==== Supplied material

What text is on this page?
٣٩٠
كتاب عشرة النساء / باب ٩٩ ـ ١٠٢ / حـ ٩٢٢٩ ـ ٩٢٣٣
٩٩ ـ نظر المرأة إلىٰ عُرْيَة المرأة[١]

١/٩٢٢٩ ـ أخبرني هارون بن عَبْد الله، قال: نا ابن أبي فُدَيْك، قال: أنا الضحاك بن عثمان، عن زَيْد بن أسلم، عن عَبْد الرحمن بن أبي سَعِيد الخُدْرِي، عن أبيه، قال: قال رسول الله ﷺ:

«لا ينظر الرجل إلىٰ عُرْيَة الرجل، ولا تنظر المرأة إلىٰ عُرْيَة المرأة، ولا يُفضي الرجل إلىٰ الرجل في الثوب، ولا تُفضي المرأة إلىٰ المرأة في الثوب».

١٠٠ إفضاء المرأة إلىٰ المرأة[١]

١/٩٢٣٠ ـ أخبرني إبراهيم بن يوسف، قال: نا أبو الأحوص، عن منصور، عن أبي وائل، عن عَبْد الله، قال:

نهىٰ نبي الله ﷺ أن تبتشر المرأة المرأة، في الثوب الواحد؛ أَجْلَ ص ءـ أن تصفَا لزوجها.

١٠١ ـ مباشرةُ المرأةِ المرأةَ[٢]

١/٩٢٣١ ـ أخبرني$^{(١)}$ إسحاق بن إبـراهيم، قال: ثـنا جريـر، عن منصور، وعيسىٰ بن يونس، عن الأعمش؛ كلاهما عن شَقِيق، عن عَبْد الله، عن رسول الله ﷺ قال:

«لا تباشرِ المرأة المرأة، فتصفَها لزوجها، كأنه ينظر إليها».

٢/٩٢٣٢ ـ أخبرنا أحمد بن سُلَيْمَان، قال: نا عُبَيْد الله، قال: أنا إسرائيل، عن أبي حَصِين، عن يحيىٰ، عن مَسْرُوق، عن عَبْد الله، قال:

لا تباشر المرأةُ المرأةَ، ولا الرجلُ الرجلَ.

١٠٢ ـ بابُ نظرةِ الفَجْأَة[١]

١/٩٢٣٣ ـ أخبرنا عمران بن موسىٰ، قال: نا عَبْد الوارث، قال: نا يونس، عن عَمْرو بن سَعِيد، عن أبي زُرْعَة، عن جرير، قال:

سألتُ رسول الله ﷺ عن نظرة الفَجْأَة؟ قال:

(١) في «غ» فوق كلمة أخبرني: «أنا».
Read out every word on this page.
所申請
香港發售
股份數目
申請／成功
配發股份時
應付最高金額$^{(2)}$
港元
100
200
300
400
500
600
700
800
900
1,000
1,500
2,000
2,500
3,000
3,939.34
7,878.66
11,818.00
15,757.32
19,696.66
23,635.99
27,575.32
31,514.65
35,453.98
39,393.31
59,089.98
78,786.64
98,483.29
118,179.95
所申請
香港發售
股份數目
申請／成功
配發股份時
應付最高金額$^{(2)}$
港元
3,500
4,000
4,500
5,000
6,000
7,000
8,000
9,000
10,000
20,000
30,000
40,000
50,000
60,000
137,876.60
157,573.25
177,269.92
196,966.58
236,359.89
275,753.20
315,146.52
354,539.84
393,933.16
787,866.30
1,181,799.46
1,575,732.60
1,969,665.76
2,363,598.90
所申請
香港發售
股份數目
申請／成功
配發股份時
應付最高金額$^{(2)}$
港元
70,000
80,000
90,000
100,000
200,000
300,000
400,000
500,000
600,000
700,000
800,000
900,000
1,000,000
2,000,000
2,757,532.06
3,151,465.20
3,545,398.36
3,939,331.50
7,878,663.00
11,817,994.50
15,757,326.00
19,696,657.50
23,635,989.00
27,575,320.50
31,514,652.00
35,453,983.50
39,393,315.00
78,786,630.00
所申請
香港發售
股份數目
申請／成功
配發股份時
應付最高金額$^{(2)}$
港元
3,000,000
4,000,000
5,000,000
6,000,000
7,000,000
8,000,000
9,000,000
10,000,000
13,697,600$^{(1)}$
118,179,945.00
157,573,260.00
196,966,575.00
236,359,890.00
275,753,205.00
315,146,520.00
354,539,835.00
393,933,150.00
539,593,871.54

========

▶ _Problem details_
Your task is to repeat every entry exactly.

▶ _Full answer_
What text is on this page?
٣٩٠
كتاب عشرة النساء / باب ٩٩ ـ ١٠٢ / حـ ٩٢٢٩ ـ ٩٢٣٣
٩٩ ـ نظر المرأة إلىٰ عُرْيَة المرأة[١]

١/٩٢٢٩ ـ أخبرني هارون بن عَبْد الله، قال: نا ابن أبي فُدَيْك، قال: أنا الضحاك بن عثمان، عن زَيْد بن أسلم، عن عَبْد الرحمن بن أبي سَعِيد الخُدْرِي، عن أبيه، قال: قال رسول الله ﷺ:

«لا ينظر الرجل إلىٰ عُرْيَة الرجل، ولا تنظر المرأة إلىٰ عُرْيَة المرأة، ولا يُفضي الرجل إلىٰ الرجل في الثوب، ولا تُفضي المرأة إلىٰ المرأة في الثوب».

١٠٠ إفضاء المرأة إلىٰ المرأة[١]

١/٩٢٣٠ ـ أخبرني إبراهيم بن يوسف، قال: نا أبو الأحوص، عن منصور، عن أبي وائل، عن عَبْد الله، قال:

نهىٰ نبي الله ﷺ أن تبتشر المرأة المرأة، في الثوب الواحد؛ أَجْلَ ص ءـ أن تصفَا لزوجها.

١٠١ ـ مباشرةُ المرأةِ المرأةَ[٢]

١/٩٢٣١ ـ أخبرني$^{(١)}$ إسحاق بن إبـراهيم، قال: ثـنا جريـر، عن منصور، وعيسىٰ بن يونس، عن الأعمش؛ كلاهما عن شَقِيق، عن عَبْد الله، عن رسول الله ﷺ قال:

«لا تباشرِ المرأة المرأة، فتصفَها لزوجها، كأنه ينظر إليها».

٢/٩٢٣٢ ـ أخبرنا أحمد بن سُلَيْمَان، قال: نا عُبَيْد الله، قال: أنا إسرائيل، عن أبي حَصِين، عن يحيىٰ، عن مَسْرُوق، عن عَبْد الله، قال:

لا تباشر المرأةُ المرأةَ، ولا الرجلُ الرجلَ.

١٠٢ ـ بابُ نظرةِ الفَجْأَة[١]

١/٩٢٣٣ ـ أخبرنا عمران بن موسىٰ، قال: نا عَبْد الوارث، قال: نا يونس، عن عَمْرو بن سَعِيد، عن أبي زُرْعَة، عن جرير، قال:

سألتُ رسول الله ﷺ عن نظرة الفَجْأَة؟ قال:

(١) في «غ» فوق كلمة أخبرني: «أنا».
Read out every word on this page.
所申請
香港發售
股份數目
申請／成功
配發股份時
應付最高金額$^{(2)}$
港元
100
200
300
400
500
600
700
800
900
1,000
1,500
2,000
2,500
3,000
3,939.34
7,878.66
11,818.00
15,757.32
19,696.66
23,635.99
27,575.32
31,514.65
35,453.98
39,393.31
59,089.98
78,786.64
98,483.29
118,179.95
所申請
香港發售
股份數目
申請／成功
配發股份時
應付最高金額$^{(2)}$
港元
3,500
4,000
4,500
5,000
6,000
7,000
8,000
9,000
10,000
20,000
30,000
40,000
50,000
60,000
137,876.60
157,573.25
177,269.92
196,966.58
236,359.89
275,753.20
315,146.52
354,539.84
393,933.16
787,866.30
1,181,799.46
1,575,732.60
1,969,665.76
2,363,598.90
所申請
香港發售
股份數目
申請／成功
配發股份時
應付最高金額$^{(2)}$
港元
70,000
80,000
90,000
100,000
200,000
300,000
400,000
500,000
600,000
700,000
800,000
900,000
1,000,000
2,000,000
2,757,532.06
3,151,465.20
3,545,398.36
3,939,331.50
7,878,663.00
11,817,994.50
15,757,326.00
19,696,657.50
23,635,989.00
27,575,320.50
31,514,652.00
35,453,983.50
39,393,315.00
78,786,630.00
所申請
香港發售
股份數目
申請／成功
配發股份時
應付最高金額$^{(2)}$
港元
3,000,000
4,000,000
5,000,000
6,000,000
7,000,000
8,000,000
9,000,000
10,000,000
13,697,600$^{(1)}$
118,179,945.00
157,573,260.00
196,966,575.00
236,359,890.00
275,753,205.00
315,146,520.00
354,539,835.00
393,933,150.00
539,593,871.54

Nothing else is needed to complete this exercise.